TO BE DONE:
Each entry below is to be printed verbatim.

EXERCISE INPUT:
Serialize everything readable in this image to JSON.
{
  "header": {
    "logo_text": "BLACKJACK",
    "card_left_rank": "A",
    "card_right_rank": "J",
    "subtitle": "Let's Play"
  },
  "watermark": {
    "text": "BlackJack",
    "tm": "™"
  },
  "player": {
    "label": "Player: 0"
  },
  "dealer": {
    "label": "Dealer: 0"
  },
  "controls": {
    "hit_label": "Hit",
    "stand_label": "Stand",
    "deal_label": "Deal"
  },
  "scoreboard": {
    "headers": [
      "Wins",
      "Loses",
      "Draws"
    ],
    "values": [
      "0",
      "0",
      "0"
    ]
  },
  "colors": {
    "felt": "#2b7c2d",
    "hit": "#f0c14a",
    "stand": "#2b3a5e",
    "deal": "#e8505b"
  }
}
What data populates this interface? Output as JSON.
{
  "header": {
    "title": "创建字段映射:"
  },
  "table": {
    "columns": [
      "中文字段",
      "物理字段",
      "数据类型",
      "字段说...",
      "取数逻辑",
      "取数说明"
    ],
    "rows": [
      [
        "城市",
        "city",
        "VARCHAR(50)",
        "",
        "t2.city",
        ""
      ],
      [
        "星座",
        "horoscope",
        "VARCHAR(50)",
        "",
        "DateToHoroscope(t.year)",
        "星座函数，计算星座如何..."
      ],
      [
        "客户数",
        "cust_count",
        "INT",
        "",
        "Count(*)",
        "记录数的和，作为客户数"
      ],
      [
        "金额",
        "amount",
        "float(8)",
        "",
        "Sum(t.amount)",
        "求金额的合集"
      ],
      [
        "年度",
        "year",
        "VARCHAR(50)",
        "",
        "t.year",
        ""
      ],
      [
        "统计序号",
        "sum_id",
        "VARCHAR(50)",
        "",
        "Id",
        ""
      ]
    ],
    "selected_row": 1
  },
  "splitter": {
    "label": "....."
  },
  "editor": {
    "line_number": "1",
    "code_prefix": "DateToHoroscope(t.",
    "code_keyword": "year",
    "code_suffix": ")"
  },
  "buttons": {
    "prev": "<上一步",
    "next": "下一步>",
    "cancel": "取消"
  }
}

ANSWER IN FULL:
Serialize everything readable in this image to JSON.
{
  "header": {
    "logo_text": "BLACKJACK",
    "card_left_rank": "A",
    "card_right_rank": "J",
    "subtitle": "Let's Play"
  },
  "watermark": {
    "text": "BlackJack",
    "tm": "™"
  },
  "player": {
    "label": "Player: 0"
  },
  "dealer": {
    "label": "Dealer: 0"
  },
  "controls": {
    "hit_label": "Hit",
    "stand_label": "Stand",
    "deal_label": "Deal"
  },
  "scoreboard": {
    "headers": [
      "Wins",
      "Loses",
      "Draws"
    ],
    "values": [
      "0",
      "0",
      "0"
    ]
  },
  "colors": {
    "felt": "#2b7c2d",
    "hit": "#f0c14a",
    "stand": "#2b3a5e",
    "deal": "#e8505b"
  }
}
What data populates this interface? Output as JSON.
{
  "header": {
    "title": "创建字段映射:"
  },
  "table": {
    "columns": [
      "中文字段",
      "物理字段",
      "数据类型",
      "字段说...",
      "取数逻辑",
      "取数说明"
    ],
    "rows": [
      [
        "城市",
        "city",
        "VARCHAR(50)",
        "",
        "t2.city",
        ""
      ],
      [
        "星座",
        "horoscope",
        "VARCHAR(50)",
        "",
        "DateToHoroscope(t.year)",
        "星座函数，计算星座如何..."
      ],
      [
        "客户数",
        "cust_count",
        "INT",
        "",
        "Count(*)",
        "记录数的和，作为客户数"
      ],
      [
        "金额",
        "amount",
        "float(8)",
        "",
        "Sum(t.amount)",
        "求金额的合集"
      ],
      [
        "年度",
        "year",
        "VARCHAR(50)",
        "",
        "t.year",
        ""
      ],
      [
        "统计序号",
        "sum_id",
        "VARCHAR(50)",
        "",
        "Id",
        ""
      ]
    ],
    "selected_row": 1
  },
  "splitter": {
    "label": "....."
  },
  "editor": {
    "line_number": "1",
    "code_prefix": "DateToHoroscope(t.",
    "code_keyword": "year",
    "code_suffix": ")"
  },
  "buttons": {
    "prev": "<上一步",
    "next": "下一步>",
    "cancel": "取消"
  }
}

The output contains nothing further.